- [INSTRUCTIONS FOR THE TASK] Only a number is wanted. Count the lines holding the string "Total".

-- BEGIN MATERIAL TO PROCESS --

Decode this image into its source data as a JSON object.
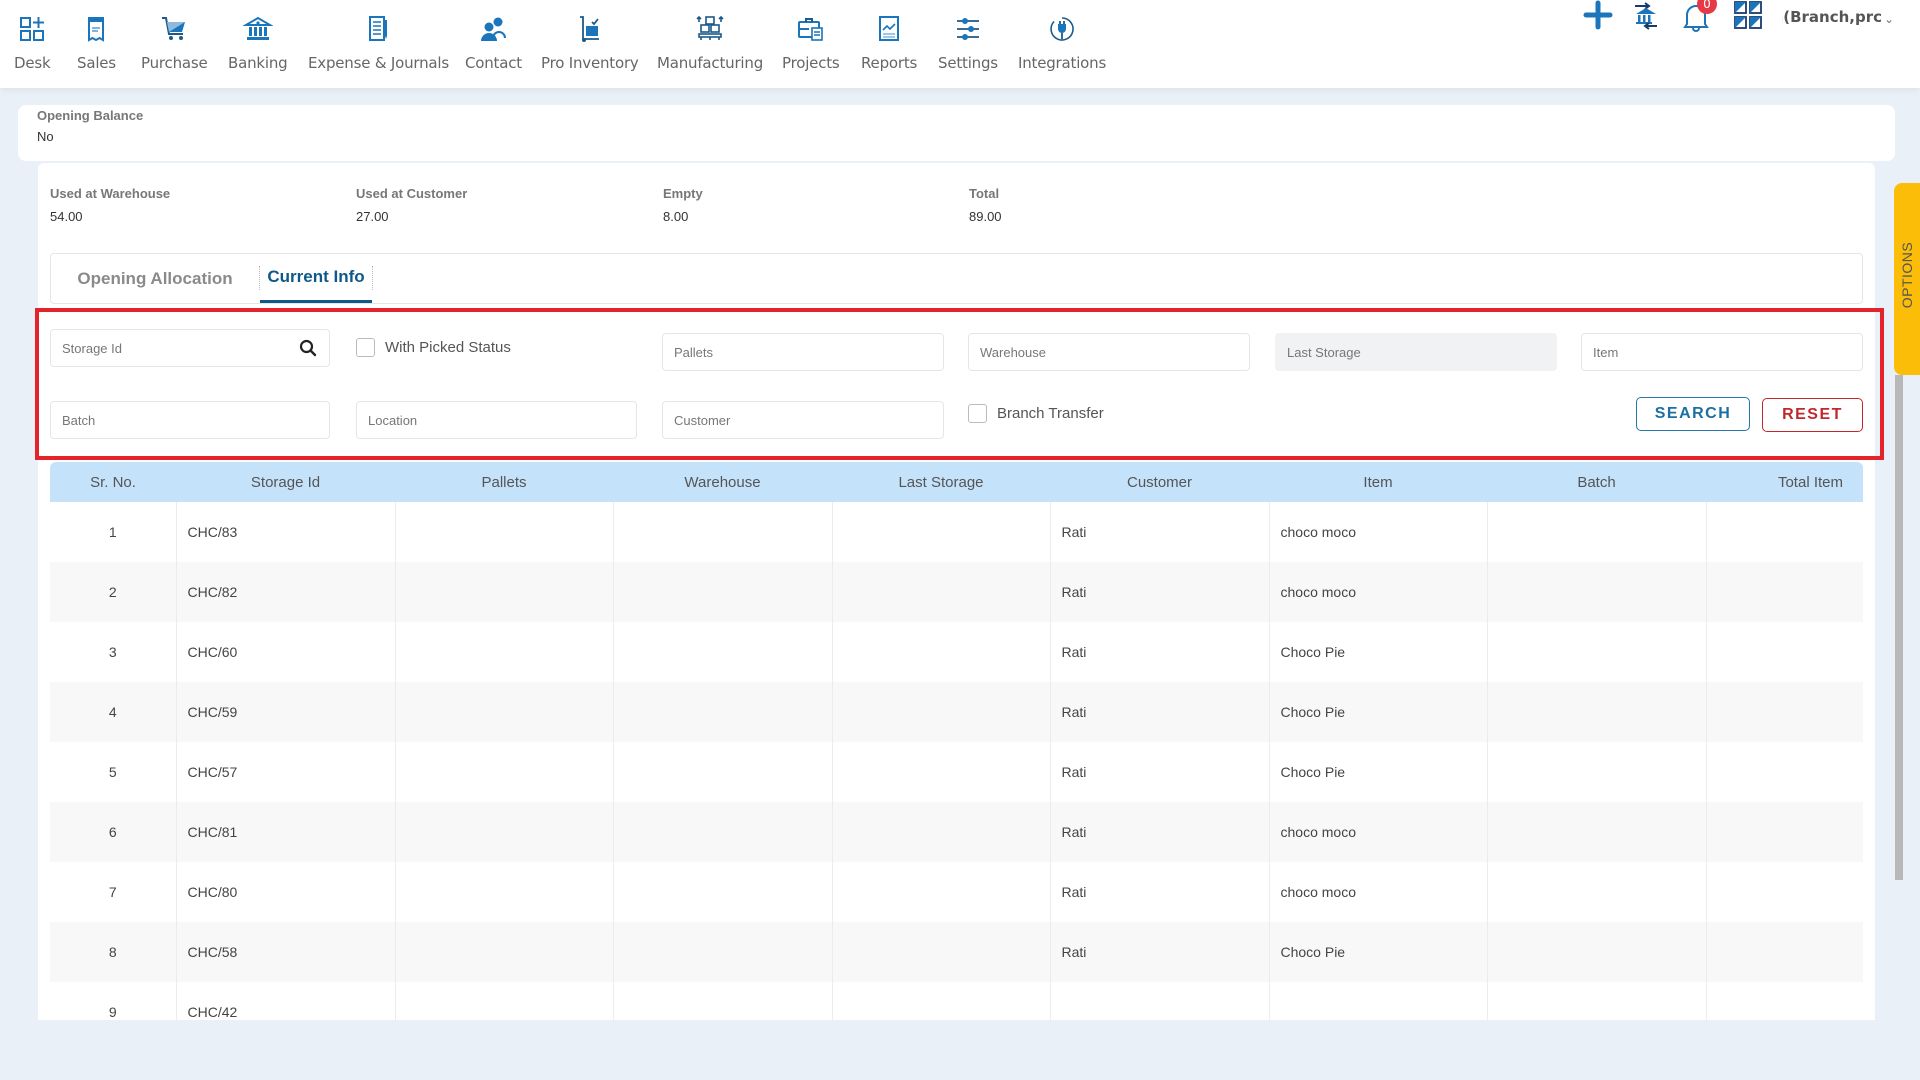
{
  "nav": {
    "items": [
      {
        "label": "Desk",
        "icon": "desk-grid-icon"
      },
      {
        "label": "Sales",
        "icon": "receipt-icon"
      },
      {
        "label": "Purchase",
        "icon": "cart-icon"
      },
      {
        "label": "Banking",
        "icon": "bank-icon"
      },
      {
        "label": "Expense & Journals",
        "icon": "notebook-icon"
      },
      {
        "label": "Contact",
        "icon": "contacts-icon"
      },
      {
        "label": "Pro Inventory",
        "icon": "trolley-icon"
      },
      {
        "label": "Manufacturing",
        "icon": "pallet-boxes-icon"
      },
      {
        "label": "Projects",
        "icon": "briefcase-icon"
      },
      {
        "label": "Reports",
        "icon": "report-chart-icon"
      },
      {
        "label": "Settings",
        "icon": "sliders-icon"
      },
      {
        "label": "Integrations",
        "icon": "plug-icon"
      }
    ],
    "notification_count": "0",
    "user_label": "m(Branch,prc",
    "accent": "#1b75bb"
  },
  "opening_balance": {
    "label": "Opening Balance",
    "value": "No"
  },
  "stats": [
    {
      "label": "Used at Warehouse",
      "value": "54.00"
    },
    {
      "label": "Used at Customer",
      "value": "27.00"
    },
    {
      "label": "Empty",
      "value": "8.00"
    },
    {
      "label": "Total",
      "value": "89.00"
    }
  ],
  "tabs": [
    {
      "label": "Opening Allocation",
      "active": false
    },
    {
      "label": "Current Info",
      "active": true
    }
  ],
  "filters": {
    "storage_id": {
      "placeholder": "Storage Id",
      "value": ""
    },
    "with_picked_status": {
      "label": "With Picked Status",
      "checked": false
    },
    "pallets": {
      "placeholder": "Pallets",
      "value": ""
    },
    "warehouse": {
      "placeholder": "Warehouse",
      "value": ""
    },
    "last_storage": {
      "placeholder": "Last Storage",
      "value": ""
    },
    "item": {
      "placeholder": "Item",
      "value": ""
    },
    "batch": {
      "placeholder": "Batch",
      "value": ""
    },
    "location": {
      "placeholder": "Location",
      "value": ""
    },
    "customer": {
      "placeholder": "Customer",
      "value": ""
    },
    "branch_transfer": {
      "label": "Branch Transfer",
      "checked": false
    },
    "search_label": "SEARCH",
    "reset_label": "RESET"
  },
  "table": {
    "columns": [
      "Sr. No.",
      "Storage Id",
      "Pallets",
      "Warehouse",
      "Last Storage",
      "Customer",
      "Item",
      "Batch",
      "Total Item"
    ],
    "rows": [
      [
        "1",
        "CHC/83",
        "",
        "",
        "",
        "Rati",
        "choco moco",
        "",
        ""
      ],
      [
        "2",
        "CHC/82",
        "",
        "",
        "",
        "Rati",
        "choco moco",
        "",
        ""
      ],
      [
        "3",
        "CHC/60",
        "",
        "",
        "",
        "Rati",
        "Choco Pie",
        "",
        ""
      ],
      [
        "4",
        "CHC/59",
        "",
        "",
        "",
        "Rati",
        "Choco Pie",
        "",
        ""
      ],
      [
        "5",
        "CHC/57",
        "",
        "",
        "",
        "Rati",
        "Choco Pie",
        "",
        ""
      ],
      [
        "6",
        "CHC/81",
        "",
        "",
        "",
        "Rati",
        "choco moco",
        "",
        ""
      ],
      [
        "7",
        "CHC/80",
        "",
        "",
        "",
        "Rati",
        "choco moco",
        "",
        ""
      ],
      [
        "8",
        "CHC/58",
        "",
        "",
        "",
        "Rati",
        "Choco Pie",
        "",
        ""
      ],
      [
        "9",
        "CHC/42",
        "",
        "",
        "",
        "",
        "",
        "",
        ""
      ]
    ]
  },
  "options_tab": {
    "label": "OPTIONS",
    "color": "#fbbd08"
  }
}
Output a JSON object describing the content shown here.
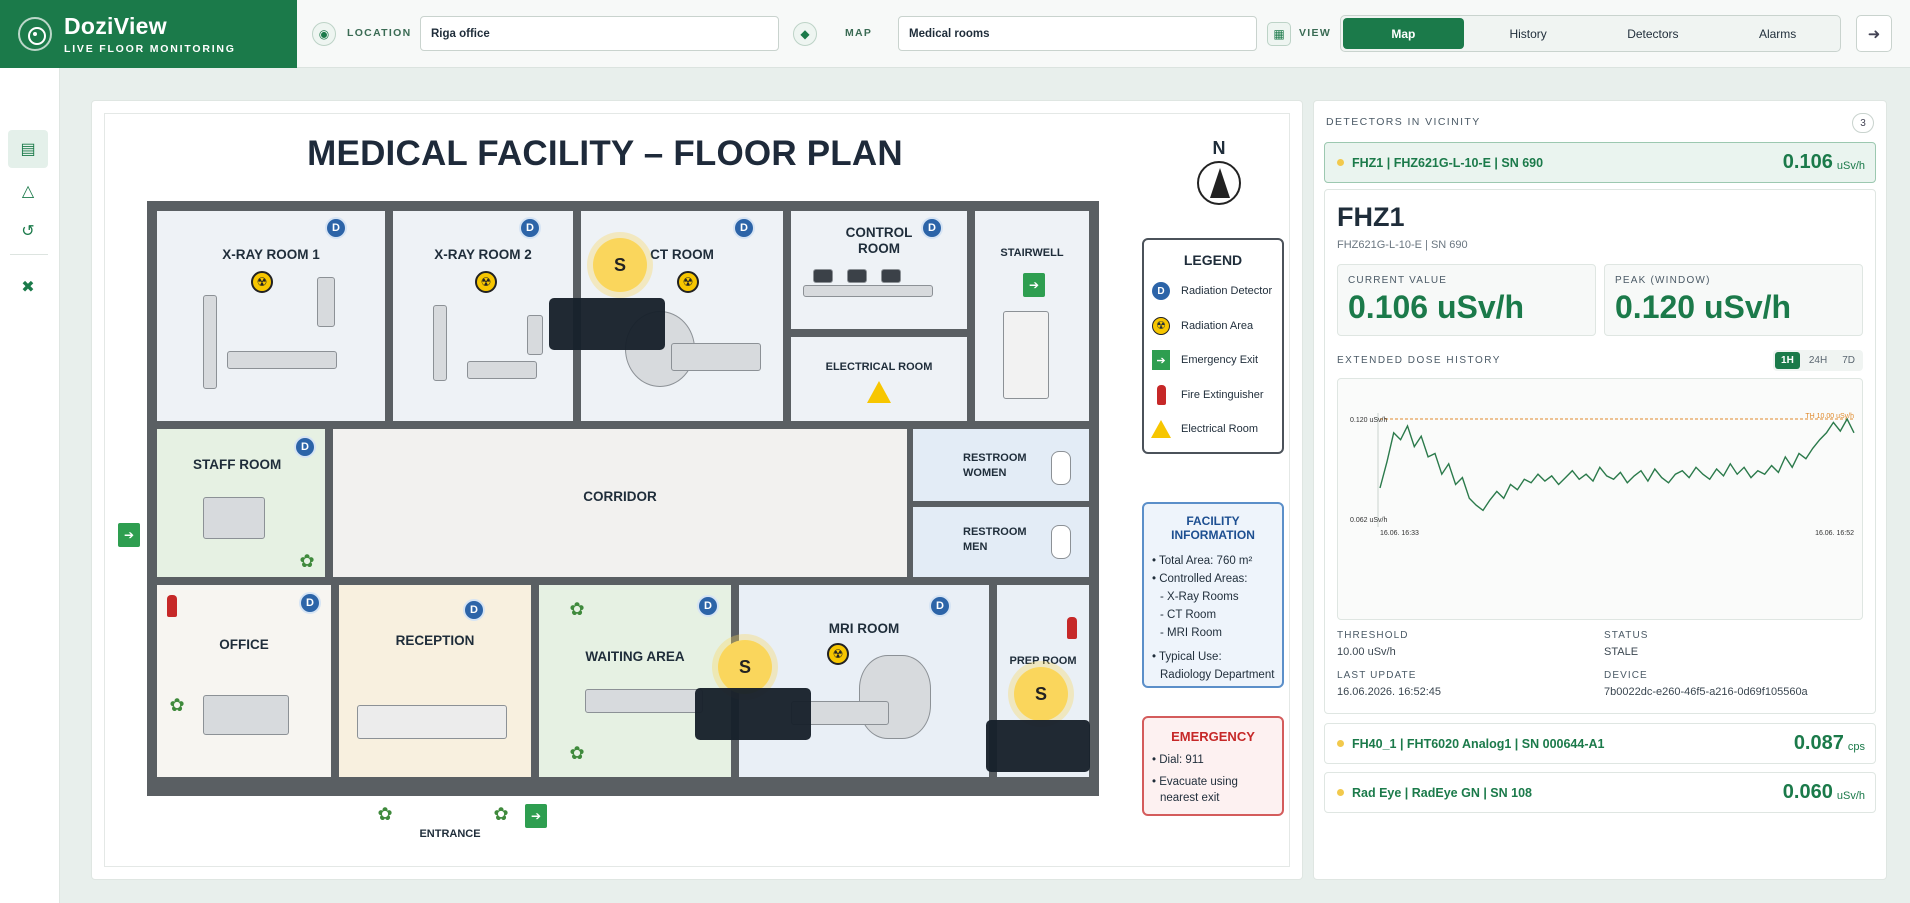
{
  "brand": {
    "title": "DoziView",
    "subtitle": "LIVE FLOOR MONITORING"
  },
  "topbar": {
    "location_label": "LOCATION",
    "location_value": "Riga office",
    "map_label": "MAP",
    "map_value": "Medical rooms",
    "view_label": "VIEW",
    "tabs": [
      "Map",
      "History",
      "Detectors",
      "Alarms"
    ],
    "active_tab": "Map"
  },
  "floorplan": {
    "title": "MEDICAL FACILITY – FLOOR PLAN",
    "north": "N",
    "rooms": {
      "xray1": "X-RAY ROOM 1",
      "xray2": "X-RAY ROOM 2",
      "ct": "CT ROOM",
      "control": "CONTROL\nROOM",
      "stairwell": "STAIRWELL",
      "electrical": "ELECTRICAL ROOM",
      "staff": "STAFF ROOM",
      "corridor": "CORRIDOR",
      "restroom_women": "RESTROOM\nWOMEN",
      "restroom_men": "RESTROOM\nMEN",
      "office": "OFFICE",
      "reception": "RECEPTION",
      "waiting": "WAITING AREA",
      "mri": "MRI ROOM",
      "prep": "PREP ROOM",
      "entrance": "ENTRANCE"
    },
    "detector_marker": "D",
    "sensor_marker": "S",
    "legend": {
      "title": "LEGEND",
      "items": [
        "Radiation Detector",
        "Radiation Area",
        "Emergency Exit",
        "Fire Extinguisher",
        "Electrical Room"
      ]
    },
    "facility_info": {
      "title": "FACILITY INFORMATION",
      "total_area": "• Total Area: 760 m²",
      "controlled": "• Controlled Areas:",
      "areas": [
        "- X-Ray Rooms",
        "- CT Room",
        "- MRI Room"
      ],
      "typical_use": "• Typical Use:",
      "typical_use_value": "Radiology Department"
    },
    "emergency": {
      "title": "EMERGENCY",
      "dial": "• Dial: 911",
      "evacuate": "• Evacuate using",
      "evacuate2": "nearest exit"
    }
  },
  "detectors_panel": {
    "header": "DETECTORS IN VICINITY",
    "count": "3",
    "rows": [
      {
        "name": "FHZ1 | FHZ621G-L-10-E | SN 690",
        "value": "0.106",
        "unit": "uSv/h"
      },
      {
        "name": "FH40_1 | FHT6020 Analog1 | SN 000644-A1",
        "value": "0.087",
        "unit": "cps"
      },
      {
        "name": "Rad Eye | RadEye GN | SN 108",
        "value": "0.060",
        "unit": "uSv/h"
      }
    ],
    "detail": {
      "title": "FHZ1",
      "subtitle": "FHZ621G-L-10-E | SN 690",
      "current_label": "CURRENT VALUE",
      "current_value": "0.106 uSv/h",
      "peak_label": "PEAK (WINDOW)",
      "peak_value": "0.120 uSv/h",
      "history_label": "EXTENDED DOSE HISTORY",
      "ranges": [
        "1H",
        "24H",
        "7D"
      ],
      "active_range": "1H",
      "threshold_label": "THRESHOLD",
      "threshold_value": "10.00 uSv/h",
      "status_label": "STATUS",
      "status_value": "STALE",
      "last_update_label": "LAST UPDATE",
      "last_update_value": "16.06.2026. 16:52:45",
      "device_label": "DEVICE",
      "device_value": "7b0022dc-e260-46f5-a216-0d69f105560a"
    }
  },
  "chart_data": {
    "type": "line",
    "x_start": "16.06. 16:33",
    "x_end": "16.06. 16:52",
    "y_top_label": "0.120 uSv/h",
    "y_bottom_label": "0.062 uSv/h",
    "threshold_label": "TH 10.00 uSv/h",
    "ylim": [
      0.062,
      0.12
    ],
    "values": [
      0.08,
      0.095,
      0.112,
      0.108,
      0.116,
      0.104,
      0.11,
      0.098,
      0.1,
      0.088,
      0.094,
      0.082,
      0.086,
      0.074,
      0.07,
      0.067,
      0.073,
      0.078,
      0.074,
      0.082,
      0.079,
      0.085,
      0.083,
      0.088,
      0.084,
      0.087,
      0.082,
      0.086,
      0.09,
      0.085,
      0.088,
      0.084,
      0.092,
      0.087,
      0.085,
      0.089,
      0.083,
      0.087,
      0.09,
      0.084,
      0.091,
      0.086,
      0.083,
      0.088,
      0.09,
      0.086,
      0.092,
      0.088,
      0.085,
      0.091,
      0.087,
      0.094,
      0.088,
      0.092,
      0.086,
      0.09,
      0.088,
      0.093,
      0.089,
      0.098,
      0.092,
      0.1,
      0.097,
      0.103,
      0.108,
      0.112,
      0.118,
      0.113,
      0.12,
      0.112
    ]
  }
}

-- END MATERIAL TO PROCESS --

- [REPLY] 3